-- Begin --
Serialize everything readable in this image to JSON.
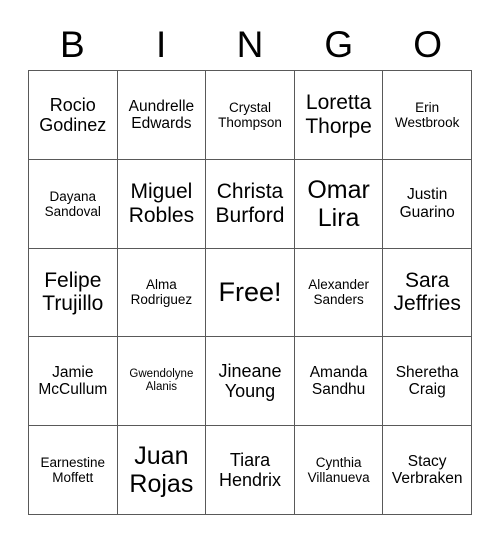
{
  "card": {
    "header_letters": [
      "B",
      "I",
      "N",
      "G",
      "O"
    ],
    "free_space_label": "Free!",
    "colors": {
      "background": "#ffffff",
      "grid_line": "#595959",
      "text": "#000000"
    },
    "columns": [
      {
        "letter": "B",
        "cells": [
          {
            "name": "Rocio\nGodinez",
            "size": "l"
          },
          {
            "name": "Dayana\nSandoval",
            "size": "s"
          },
          {
            "name": "Felipe\nTrujillo",
            "size": "xl"
          },
          {
            "name": "Jamie\nMcCullum",
            "size": "m"
          },
          {
            "name": "Earnestine\nMoffett",
            "size": "s"
          }
        ]
      },
      {
        "letter": "I",
        "cells": [
          {
            "name": "Aundrelle\nEdwards",
            "size": "m"
          },
          {
            "name": "Miguel\nRobles",
            "size": "xl"
          },
          {
            "name": "Alma\nRodriguez",
            "size": "s"
          },
          {
            "name": "Gwendolyne\nAlanis",
            "size": "xs"
          },
          {
            "name": "Juan\nRojas",
            "size": "xxl"
          }
        ]
      },
      {
        "letter": "N",
        "cells": [
          {
            "name": "Crystal\nThompson",
            "size": "s"
          },
          {
            "name": "Christa\nBurford",
            "size": "xl"
          },
          {
            "name": "Free!",
            "size": "free"
          },
          {
            "name": "Jineane\nYoung",
            "size": "l"
          },
          {
            "name": "Tiara\nHendrix",
            "size": "l"
          }
        ]
      },
      {
        "letter": "G",
        "cells": [
          {
            "name": "Loretta\nThorpe",
            "size": "xl"
          },
          {
            "name": "Omar\nLira",
            "size": "xxl"
          },
          {
            "name": "Alexander\nSanders",
            "size": "s"
          },
          {
            "name": "Amanda\nSandhu",
            "size": "m"
          },
          {
            "name": "Cynthia\nVillanueva",
            "size": "s"
          }
        ]
      },
      {
        "letter": "O",
        "cells": [
          {
            "name": "Erin\nWestbrook",
            "size": "s"
          },
          {
            "name": "Justin\nGuarino",
            "size": "m"
          },
          {
            "name": "Sara\nJeffries",
            "size": "xl"
          },
          {
            "name": "Sheretha\nCraig",
            "size": "m"
          },
          {
            "name": "Stacy\nVerbraken",
            "size": "m"
          }
        ]
      }
    ]
  }
}
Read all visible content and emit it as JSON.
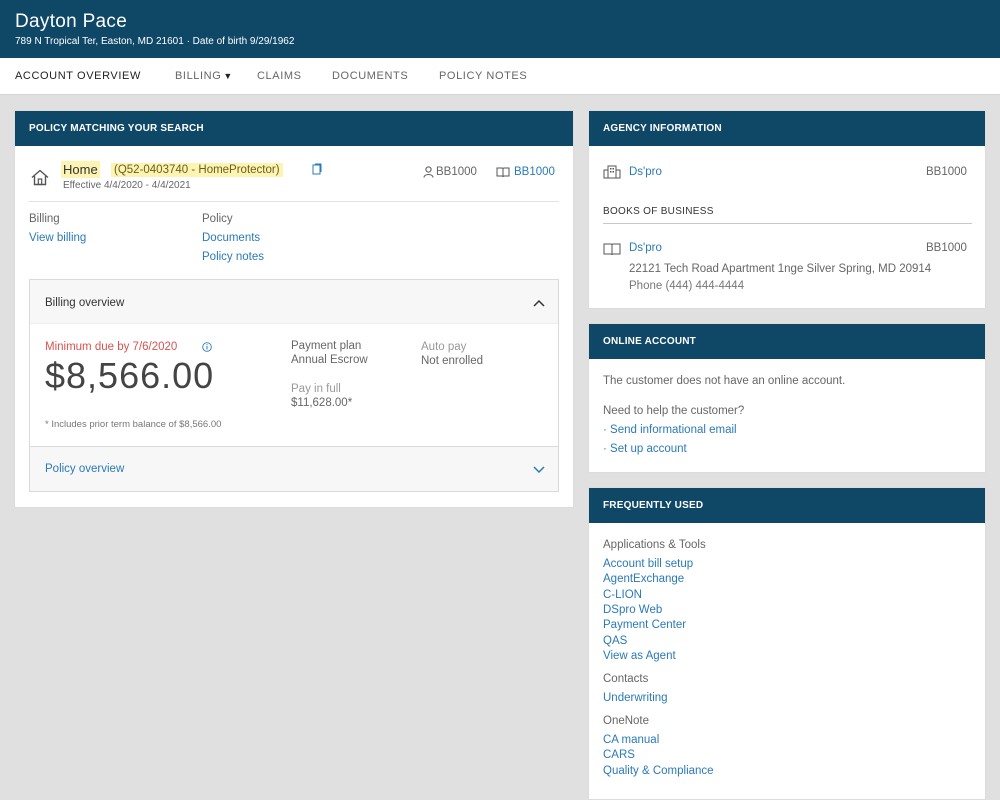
{
  "header": {
    "customer_name": "Dayton Pace",
    "customer_details": "789 N Tropical Ter, Easton, MD 21601 · Date of birth 9/29/1962"
  },
  "nav": {
    "items": [
      {
        "label": "ACCOUNT OVERVIEW"
      },
      {
        "label": "BILLING"
      },
      {
        "label": "CLAIMS"
      },
      {
        "label": "DOCUMENTS"
      },
      {
        "label": "POLICY NOTES"
      }
    ]
  },
  "policy_panel": {
    "title": "POLICY MATCHING YOUR SEARCH",
    "policy_type": "Home",
    "policy_id": "(Q52-0403740 - HomeProtector)",
    "effective": "Effective 4/4/2020 - 4/4/2021",
    "agent_code": "BB1000",
    "book_code": "BB1000",
    "billing_heading": "Billing",
    "billing_link": "View billing",
    "policy_heading": "Policy",
    "documents_link": "Documents",
    "policy_notes_link": "Policy notes",
    "billing_overview": {
      "title": "Billing overview",
      "minimum_due_label": "Minimum due by 7/6/2020",
      "amount": "$8,566.00",
      "footnote": "* Includes prior term balance of $8,566.00",
      "payment_plan_label": "Payment plan",
      "payment_plan_value": "Annual Escrow",
      "pay_in_full_label": "Pay in full",
      "pay_in_full_value": "$11,628.00*",
      "auto_pay_label": "Auto pay",
      "auto_pay_value": "Not enrolled"
    },
    "policy_overview_title": "Policy overview"
  },
  "agency_panel": {
    "title": "AGENCY INFORMATION",
    "agency_name": "Ds'pro",
    "agency_code": "BB1000",
    "books_heading": "BOOKS OF BUSINESS",
    "book_name": "Ds'pro",
    "book_code": "BB1000",
    "book_address": "22121 Tech Road Apartment 1nge  Silver Spring, MD 20914",
    "book_phone": "Phone (444) 444-4444"
  },
  "online_panel": {
    "title": "ONLINE ACCOUNT",
    "status_text": "The customer does not have an online account.",
    "help_text": "Need to help the customer?",
    "links": [
      "· Send informational email",
      "· Set up account"
    ]
  },
  "frequent_panel": {
    "title": "FREQUENTLY USED",
    "groups": [
      {
        "heading": "Applications & Tools",
        "links": [
          "Account bill setup",
          "AgentExchange",
          "C-LION",
          "DSpro Web",
          "Payment Center",
          "QAS",
          "View as Agent"
        ]
      },
      {
        "heading": "Contacts",
        "links": [
          "Underwriting"
        ]
      },
      {
        "heading": "OneNote",
        "links": [
          "CA manual",
          "CARS",
          "Quality & Compliance"
        ]
      }
    ]
  },
  "colors": {
    "header_bg": "#0f4767",
    "link": "#2a7ab8",
    "alert": "#d9534f",
    "highlight": "#fdf3b3"
  },
  "icons": [
    "home-icon",
    "copy-icon",
    "agent-icon",
    "book-icon",
    "info-icon",
    "chevron-up-icon",
    "chevron-down-icon",
    "building-icon"
  ]
}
-- End --
Short problem
Transcribe the full listing above exactly as it stands, minus the pictures.

Output below
Serialize everything readable in this image to JSON.
{
  "card": {
    "header_letters": [
      "B",
      "I",
      "N",
      "G",
      "O"
    ],
    "free_space_label": "Free!",
    "colors": {
      "background": "#ffffff",
      "grid_line": "#595959",
      "text": "#000000"
    },
    "columns": [
      {
        "letter": "B",
        "cells": [
          {
            "name": "Rocio\nGodinez",
            "size": "l"
          },
          {
            "name": "Dayana\nSandoval",
            "size": "s"
          },
          {
            "name": "Felipe\nTrujillo",
            "size": "xl"
          },
          {
            "name": "Jamie\nMcCullum",
            "size": "m"
          },
          {
            "name": "Earnestine\nMoffett",
            "size": "s"
          }
        ]
      },
      {
        "letter": "I",
        "cells": [
          {
            "name": "Aundrelle\nEdwards",
            "size": "m"
          },
          {
            "name": "Miguel\nRobles",
            "size": "xl"
          },
          {
            "name": "Alma\nRodriguez",
            "size": "s"
          },
          {
            "name": "Gwendolyne\nAlanis",
            "size": "xs"
          },
          {
            "name": "Juan\nRojas",
            "size": "xxl"
          }
        ]
      },
      {
        "letter": "N",
        "cells": [
          {
            "name": "Crystal\nThompson",
            "size": "s"
          },
          {
            "name": "Christa\nBurford",
            "size": "xl"
          },
          {
            "name": "Free!",
            "size": "free"
          },
          {
            "name": "Jineane\nYoung",
            "size": "l"
          },
          {
            "name": "Tiara\nHendrix",
            "size": "l"
          }
        ]
      },
      {
        "letter": "G",
        "cells": [
          {
            "name": "Loretta\nThorpe",
            "size": "xl"
          },
          {
            "name": "Omar\nLira",
            "size": "xxl"
          },
          {
            "name": "Alexander\nSanders",
            "size": "s"
          },
          {
            "name": "Amanda\nSandhu",
            "size": "m"
          },
          {
            "name": "Cynthia\nVillanueva",
            "size": "s"
          }
        ]
      },
      {
        "letter": "O",
        "cells": [
          {
            "name": "Erin\nWestbrook",
            "size": "s"
          },
          {
            "name": "Justin\nGuarino",
            "size": "m"
          },
          {
            "name": "Sara\nJeffries",
            "size": "xl"
          },
          {
            "name": "Sheretha\nCraig",
            "size": "m"
          },
          {
            "name": "Stacy\nVerbraken",
            "size": "m"
          }
        ]
      }
    ]
  }
}
Read all visible content and emit it as JSON.
{
  "header": {
    "customer_name": "Dayton Pace",
    "customer_details": "789 N Tropical Ter, Easton, MD 21601 · Date of birth 9/29/1962"
  },
  "nav": {
    "items": [
      {
        "label": "ACCOUNT OVERVIEW"
      },
      {
        "label": "BILLING"
      },
      {
        "label": "CLAIMS"
      },
      {
        "label": "DOCUMENTS"
      },
      {
        "label": "POLICY NOTES"
      }
    ]
  },
  "policy_panel": {
    "title": "POLICY MATCHING YOUR SEARCH",
    "policy_type": "Home",
    "policy_id": "(Q52-0403740 - HomeProtector)",
    "effective": "Effective 4/4/2020 - 4/4/2021",
    "agent_code": "BB1000",
    "book_code": "BB1000",
    "billing_heading": "Billing",
    "billing_link": "View billing",
    "policy_heading": "Policy",
    "documents_link": "Documents",
    "policy_notes_link": "Policy notes",
    "billing_overview": {
      "title": "Billing overview",
      "minimum_due_label": "Minimum due by 7/6/2020",
      "amount": "$8,566.00",
      "footnote": "* Includes prior term balance of $8,566.00",
      "payment_plan_label": "Payment plan",
      "payment_plan_value": "Annual Escrow",
      "pay_in_full_label": "Pay in full",
      "pay_in_full_value": "$11,628.00*",
      "auto_pay_label": "Auto pay",
      "auto_pay_value": "Not enrolled"
    },
    "policy_overview_title": "Policy overview"
  },
  "agency_panel": {
    "title": "AGENCY INFORMATION",
    "agency_name": "Ds'pro",
    "agency_code": "BB1000",
    "books_heading": "BOOKS OF BUSINESS",
    "book_name": "Ds'pro",
    "book_code": "BB1000",
    "book_address": "22121 Tech Road Apartment 1nge  Silver Spring, MD 20914",
    "book_phone": "Phone (444) 444-4444"
  },
  "online_panel": {
    "title": "ONLINE ACCOUNT",
    "status_text": "The customer does not have an online account.",
    "help_text": "Need to help the customer?",
    "links": [
      "· Send informational email",
      "· Set up account"
    ]
  },
  "frequent_panel": {
    "title": "FREQUENTLY USED",
    "groups": [
      {
        "heading": "Applications & Tools",
        "links": [
          "Account bill setup",
          "AgentExchange",
          "C-LION",
          "DSpro Web",
          "Payment Center",
          "QAS",
          "View as Agent"
        ]
      },
      {
        "heading": "Contacts",
        "links": [
          "Underwriting"
        ]
      },
      {
        "heading": "OneNote",
        "links": [
          "CA manual",
          "CARS",
          "Quality & Compliance"
        ]
      }
    ]
  },
  "colors": {
    "header_bg": "#0f4767",
    "link": "#2a7ab8",
    "alert": "#d9534f",
    "highlight": "#fdf3b3"
  },
  "icons": [
    "home-icon",
    "copy-icon",
    "agent-icon",
    "book-icon",
    "info-icon",
    "chevron-up-icon",
    "chevron-down-icon",
    "building-icon"
  ]
}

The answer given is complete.